** GIVEN PROBLEM **
Here are some records; copy every line that holds the word "category".

** DATASET **

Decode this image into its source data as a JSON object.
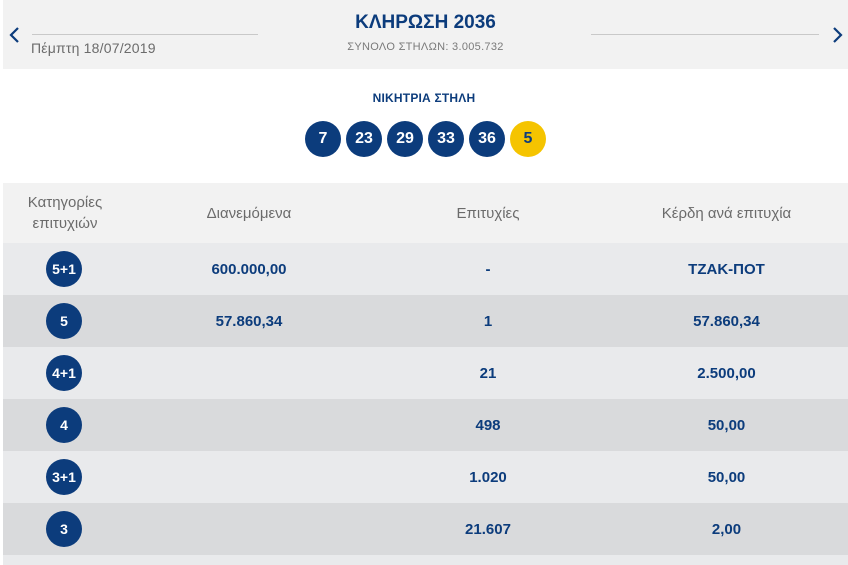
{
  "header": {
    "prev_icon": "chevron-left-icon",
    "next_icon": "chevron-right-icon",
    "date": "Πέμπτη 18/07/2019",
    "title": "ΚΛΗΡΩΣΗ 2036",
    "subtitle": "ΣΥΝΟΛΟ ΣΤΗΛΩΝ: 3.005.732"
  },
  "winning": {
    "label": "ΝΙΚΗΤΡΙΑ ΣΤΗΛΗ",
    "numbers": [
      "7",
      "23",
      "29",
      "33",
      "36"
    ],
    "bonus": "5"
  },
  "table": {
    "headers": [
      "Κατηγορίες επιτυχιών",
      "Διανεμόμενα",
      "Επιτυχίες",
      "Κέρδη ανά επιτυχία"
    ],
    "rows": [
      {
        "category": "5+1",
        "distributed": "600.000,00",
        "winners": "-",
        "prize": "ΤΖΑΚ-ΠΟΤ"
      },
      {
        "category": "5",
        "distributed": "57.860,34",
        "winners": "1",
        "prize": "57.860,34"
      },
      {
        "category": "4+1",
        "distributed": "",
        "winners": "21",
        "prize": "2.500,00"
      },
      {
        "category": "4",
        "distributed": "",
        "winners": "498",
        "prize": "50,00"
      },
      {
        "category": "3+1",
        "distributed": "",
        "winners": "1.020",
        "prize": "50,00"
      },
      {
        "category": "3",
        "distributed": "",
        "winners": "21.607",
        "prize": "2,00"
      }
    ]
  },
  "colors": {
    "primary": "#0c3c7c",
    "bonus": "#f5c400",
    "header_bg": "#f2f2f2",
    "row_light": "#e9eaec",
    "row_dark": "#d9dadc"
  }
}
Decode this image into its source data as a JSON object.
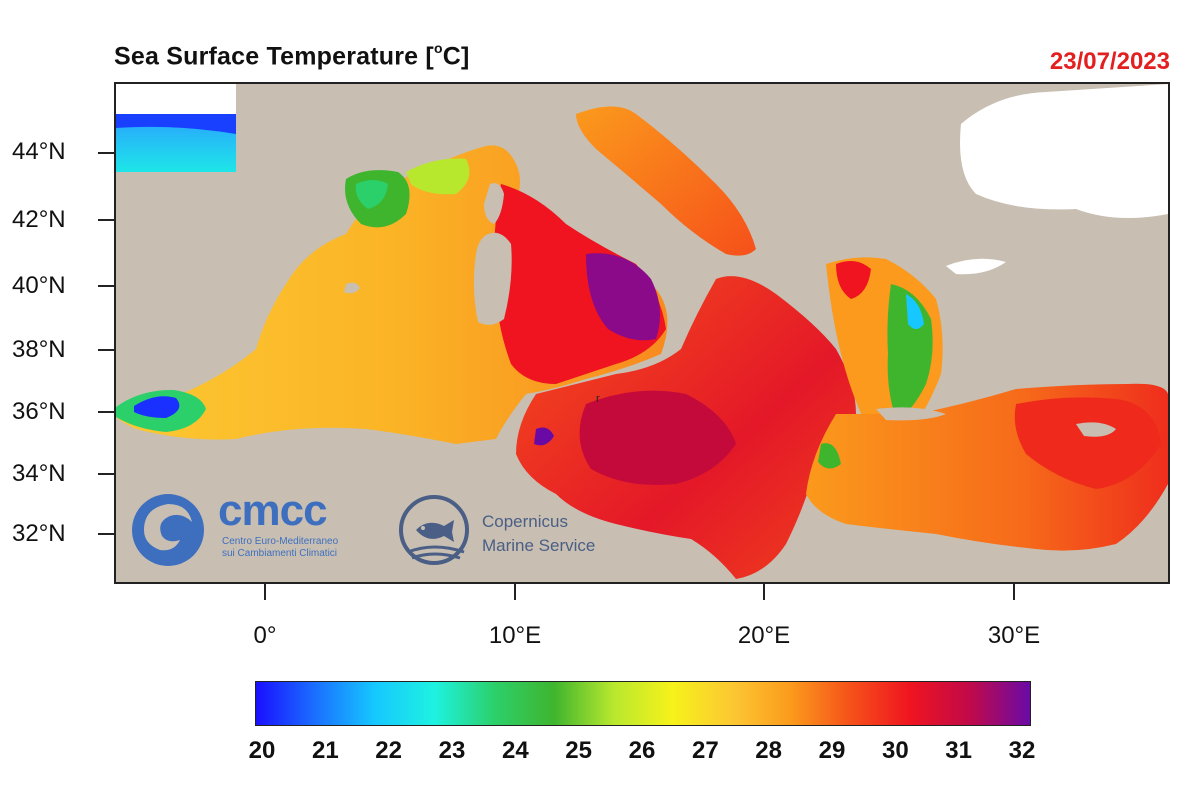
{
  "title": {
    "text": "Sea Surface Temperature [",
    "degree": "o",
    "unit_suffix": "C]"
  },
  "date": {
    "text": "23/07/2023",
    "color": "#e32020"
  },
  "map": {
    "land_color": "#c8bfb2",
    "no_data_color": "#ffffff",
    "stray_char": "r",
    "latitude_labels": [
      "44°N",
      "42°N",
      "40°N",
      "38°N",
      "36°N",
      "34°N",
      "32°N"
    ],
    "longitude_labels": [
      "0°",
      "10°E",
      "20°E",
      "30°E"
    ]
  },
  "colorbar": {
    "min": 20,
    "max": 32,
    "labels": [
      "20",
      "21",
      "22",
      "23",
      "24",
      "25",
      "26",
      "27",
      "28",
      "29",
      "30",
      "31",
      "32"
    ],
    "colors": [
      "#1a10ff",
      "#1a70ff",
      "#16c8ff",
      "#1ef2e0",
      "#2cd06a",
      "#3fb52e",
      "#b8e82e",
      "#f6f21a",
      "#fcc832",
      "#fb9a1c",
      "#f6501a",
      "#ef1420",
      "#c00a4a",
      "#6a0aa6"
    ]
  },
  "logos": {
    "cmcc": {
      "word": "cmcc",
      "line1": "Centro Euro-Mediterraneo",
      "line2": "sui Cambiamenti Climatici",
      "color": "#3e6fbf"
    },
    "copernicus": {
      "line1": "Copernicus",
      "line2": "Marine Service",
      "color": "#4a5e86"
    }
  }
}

* * *

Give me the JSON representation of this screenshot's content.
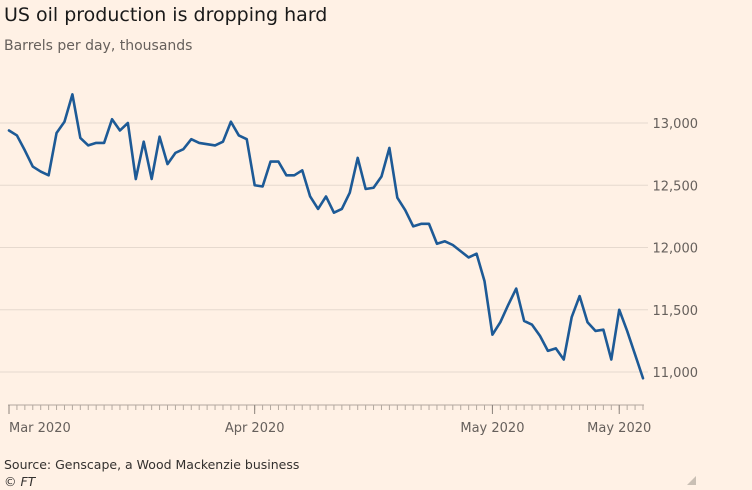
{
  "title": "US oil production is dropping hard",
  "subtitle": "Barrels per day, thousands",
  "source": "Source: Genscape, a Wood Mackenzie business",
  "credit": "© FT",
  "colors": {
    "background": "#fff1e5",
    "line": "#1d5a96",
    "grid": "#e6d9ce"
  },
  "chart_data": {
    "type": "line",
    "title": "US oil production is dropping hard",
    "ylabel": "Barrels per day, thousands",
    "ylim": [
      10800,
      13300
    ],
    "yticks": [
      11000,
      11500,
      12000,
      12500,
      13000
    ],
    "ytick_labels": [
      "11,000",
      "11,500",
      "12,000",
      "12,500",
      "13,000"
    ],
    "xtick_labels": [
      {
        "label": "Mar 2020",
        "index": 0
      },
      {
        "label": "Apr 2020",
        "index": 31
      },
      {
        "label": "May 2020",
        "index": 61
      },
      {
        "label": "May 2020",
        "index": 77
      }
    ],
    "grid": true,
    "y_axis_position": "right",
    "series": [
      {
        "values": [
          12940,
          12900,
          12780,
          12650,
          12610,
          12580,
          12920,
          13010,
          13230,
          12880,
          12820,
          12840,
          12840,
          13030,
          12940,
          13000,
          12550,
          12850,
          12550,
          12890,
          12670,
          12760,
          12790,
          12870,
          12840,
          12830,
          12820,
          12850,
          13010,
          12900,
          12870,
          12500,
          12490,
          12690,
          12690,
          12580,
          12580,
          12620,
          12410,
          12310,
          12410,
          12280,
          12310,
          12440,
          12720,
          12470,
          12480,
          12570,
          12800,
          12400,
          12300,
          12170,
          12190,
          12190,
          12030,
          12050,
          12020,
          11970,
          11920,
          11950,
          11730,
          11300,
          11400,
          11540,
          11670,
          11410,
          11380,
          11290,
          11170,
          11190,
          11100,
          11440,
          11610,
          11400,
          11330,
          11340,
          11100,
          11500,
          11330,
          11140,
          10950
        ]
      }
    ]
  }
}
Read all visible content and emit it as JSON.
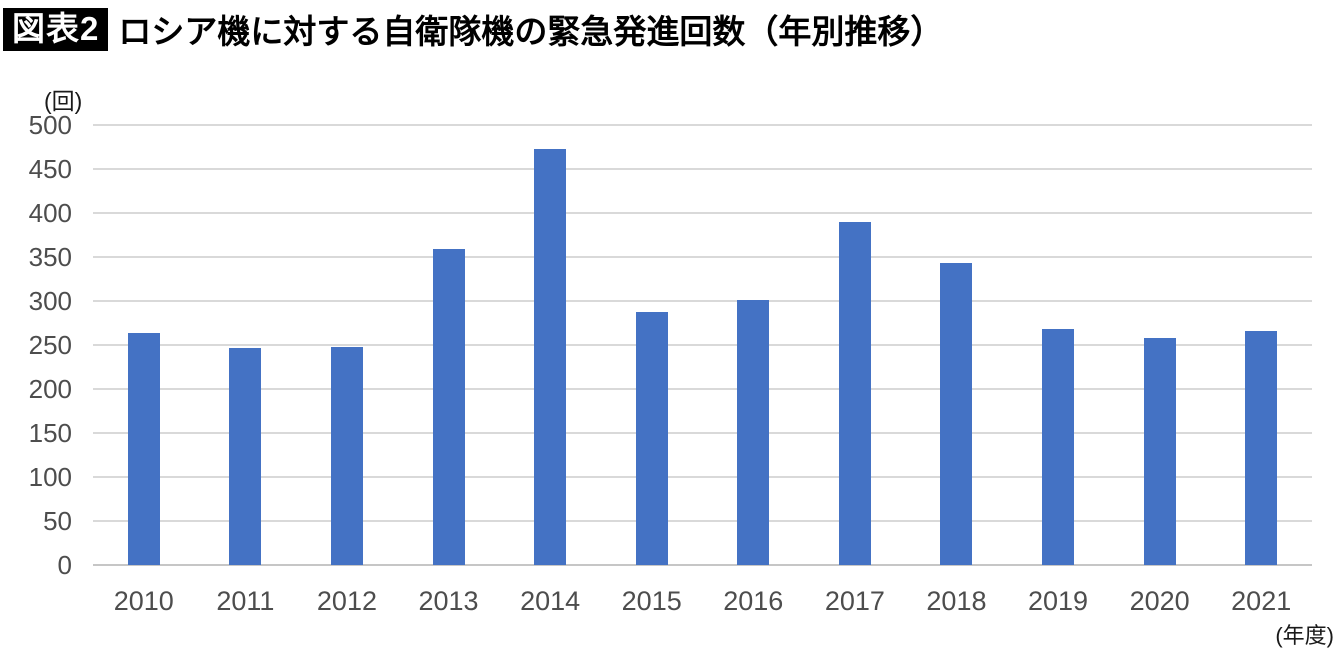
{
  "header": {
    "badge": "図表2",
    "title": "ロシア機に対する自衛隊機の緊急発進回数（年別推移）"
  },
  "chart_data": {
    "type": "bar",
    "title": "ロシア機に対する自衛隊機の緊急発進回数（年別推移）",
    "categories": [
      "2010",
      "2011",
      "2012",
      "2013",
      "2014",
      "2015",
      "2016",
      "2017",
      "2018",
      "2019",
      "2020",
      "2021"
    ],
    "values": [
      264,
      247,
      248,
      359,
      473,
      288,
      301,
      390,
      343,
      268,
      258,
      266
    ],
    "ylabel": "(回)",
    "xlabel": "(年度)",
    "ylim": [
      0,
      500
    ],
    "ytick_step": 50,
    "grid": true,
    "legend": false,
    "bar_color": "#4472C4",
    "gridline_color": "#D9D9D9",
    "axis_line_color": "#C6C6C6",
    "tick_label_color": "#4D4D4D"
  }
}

--

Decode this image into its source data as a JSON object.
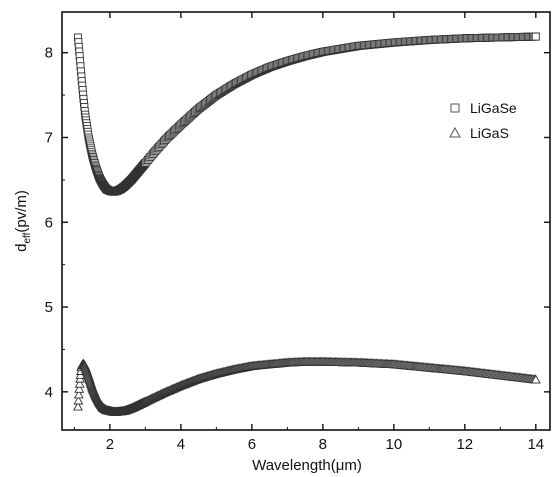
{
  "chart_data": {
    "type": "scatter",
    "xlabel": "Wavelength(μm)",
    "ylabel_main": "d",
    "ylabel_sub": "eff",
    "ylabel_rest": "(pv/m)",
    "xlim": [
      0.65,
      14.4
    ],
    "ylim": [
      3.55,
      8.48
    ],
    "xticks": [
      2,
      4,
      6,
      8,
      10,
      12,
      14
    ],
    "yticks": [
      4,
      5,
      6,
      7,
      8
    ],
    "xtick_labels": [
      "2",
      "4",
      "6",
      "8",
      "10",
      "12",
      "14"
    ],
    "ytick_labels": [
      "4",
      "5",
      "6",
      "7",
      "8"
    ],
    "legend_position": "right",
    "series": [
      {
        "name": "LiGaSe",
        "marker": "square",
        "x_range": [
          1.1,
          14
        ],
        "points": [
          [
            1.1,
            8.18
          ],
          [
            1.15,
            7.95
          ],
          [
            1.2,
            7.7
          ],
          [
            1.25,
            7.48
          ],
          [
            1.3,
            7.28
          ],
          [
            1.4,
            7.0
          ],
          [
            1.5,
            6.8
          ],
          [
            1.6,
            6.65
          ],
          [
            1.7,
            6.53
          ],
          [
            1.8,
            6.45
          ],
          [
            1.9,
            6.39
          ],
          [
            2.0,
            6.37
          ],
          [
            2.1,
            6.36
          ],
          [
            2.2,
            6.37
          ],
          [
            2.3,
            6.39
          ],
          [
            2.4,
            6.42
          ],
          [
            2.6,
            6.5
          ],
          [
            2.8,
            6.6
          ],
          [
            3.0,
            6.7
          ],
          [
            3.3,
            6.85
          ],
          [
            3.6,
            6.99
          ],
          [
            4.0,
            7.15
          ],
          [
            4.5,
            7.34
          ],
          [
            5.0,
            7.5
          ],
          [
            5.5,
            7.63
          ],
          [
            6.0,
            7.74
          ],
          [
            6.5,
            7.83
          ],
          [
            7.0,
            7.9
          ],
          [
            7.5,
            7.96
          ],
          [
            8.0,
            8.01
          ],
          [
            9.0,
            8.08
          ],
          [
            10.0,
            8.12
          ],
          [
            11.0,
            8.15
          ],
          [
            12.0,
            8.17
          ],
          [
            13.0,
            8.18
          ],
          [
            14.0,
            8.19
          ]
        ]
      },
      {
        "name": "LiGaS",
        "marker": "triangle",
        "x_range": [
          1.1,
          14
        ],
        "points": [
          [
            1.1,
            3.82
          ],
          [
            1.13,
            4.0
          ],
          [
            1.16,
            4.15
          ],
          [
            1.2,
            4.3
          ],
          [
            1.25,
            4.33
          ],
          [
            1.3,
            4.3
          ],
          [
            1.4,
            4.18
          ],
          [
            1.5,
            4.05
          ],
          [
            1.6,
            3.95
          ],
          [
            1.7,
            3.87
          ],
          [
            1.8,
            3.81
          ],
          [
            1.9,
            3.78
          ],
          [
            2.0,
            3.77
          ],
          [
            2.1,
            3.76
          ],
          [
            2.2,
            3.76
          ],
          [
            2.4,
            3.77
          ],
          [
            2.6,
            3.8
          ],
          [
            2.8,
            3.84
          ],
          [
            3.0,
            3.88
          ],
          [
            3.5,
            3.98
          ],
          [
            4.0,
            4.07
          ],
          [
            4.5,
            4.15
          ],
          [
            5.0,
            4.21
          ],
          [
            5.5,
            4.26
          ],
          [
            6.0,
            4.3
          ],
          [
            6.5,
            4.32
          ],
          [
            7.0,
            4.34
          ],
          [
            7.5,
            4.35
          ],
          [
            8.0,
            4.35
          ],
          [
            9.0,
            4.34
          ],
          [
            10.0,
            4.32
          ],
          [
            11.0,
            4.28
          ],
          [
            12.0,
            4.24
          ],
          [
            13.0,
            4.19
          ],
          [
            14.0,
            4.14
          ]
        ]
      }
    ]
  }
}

** SOLUTION TO THE EXERCISE **
        "category": "5+1",
        "category": "5",
        "category": "4+1",
        "category": "4",
        "category": "3+1",
        "category": "3",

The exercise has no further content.